» **Problem description**
Every entry must be repeated exactly. Exclude all pictures.

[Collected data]
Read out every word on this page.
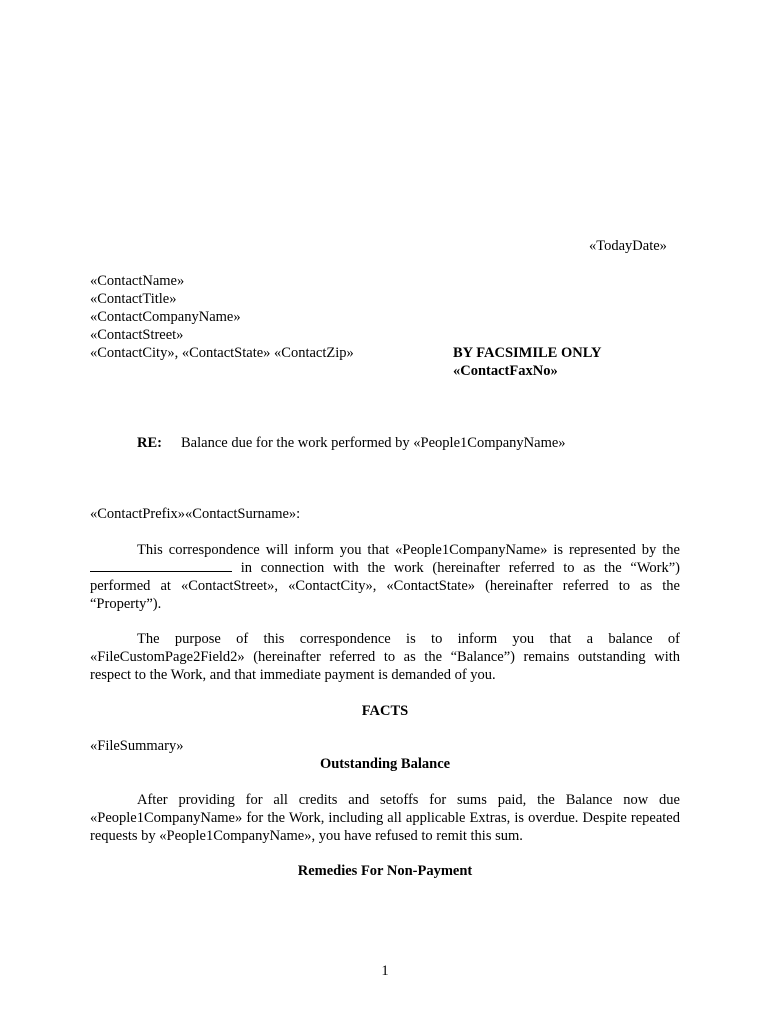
«TodayDate»
«ContactName»
«ContactTitle»
«ContactCompanyName»
«ContactStreet»
«ContactCity», «ContactState» «ContactZip»	BY FACSIMILE ONLY
«ContactFaxNo»
RE: Balance due for the work performed by «People1CompanyName»
«ContactPrefix»«ContactSurname»:
This correspondence will inform you that «People1CompanyName» is represented by the  in connection with the work (hereinafter referred to as the “Work”) performed at «ContactStreet», «ContactCity», «ContactState» (hereinafter referred to as the “Property”).
The purpose of this correspondence is to inform you that a balance of «FileCustomPage2Field2» (hereinafter referred to as the “Balance”) remains outstanding with respect to the Work, and that immediate payment is demanded of you.
FACTS
«FileSummary»
Outstanding Balance
After providing for all credits and setoffs for sums paid, the Balance now due «People1CompanyName» for the Work, including all applicable Extras, is overdue. Despite repeated requests by «People1CompanyName», you have refused to remit this sum.
Remedies For Non-Payment
1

» **Reply**
Read out every word on this page.
«TodayDate»
«ContactName»
«ContactTitle»
«ContactCompanyName»
«ContactStreet»
«ContactCity», «ContactState» «ContactZip»	BY FACSIMILE ONLY
«ContactFaxNo»
RE: Balance due for the work performed by «People1CompanyName»
«ContactPrefix»«ContactSurname»:
This correspondence will inform you that «People1CompanyName» is represented by the  in connection with the work (hereinafter referred to as the “Work”) performed at «ContactStreet», «ContactCity», «ContactState» (hereinafter referred to as the “Property”).
The purpose of this correspondence is to inform you that a balance of «FileCustomPage2Field2» (hereinafter referred to as the “Balance”) remains outstanding with respect to the Work, and that immediate payment is demanded of you.
FACTS
«FileSummary»
Outstanding Balance
After providing for all credits and setoffs for sums paid, the Balance now due «People1CompanyName» for the Work, including all applicable Extras, is overdue. Despite repeated requests by «People1CompanyName», you have refused to remit this sum.
Remedies For Non-Payment
1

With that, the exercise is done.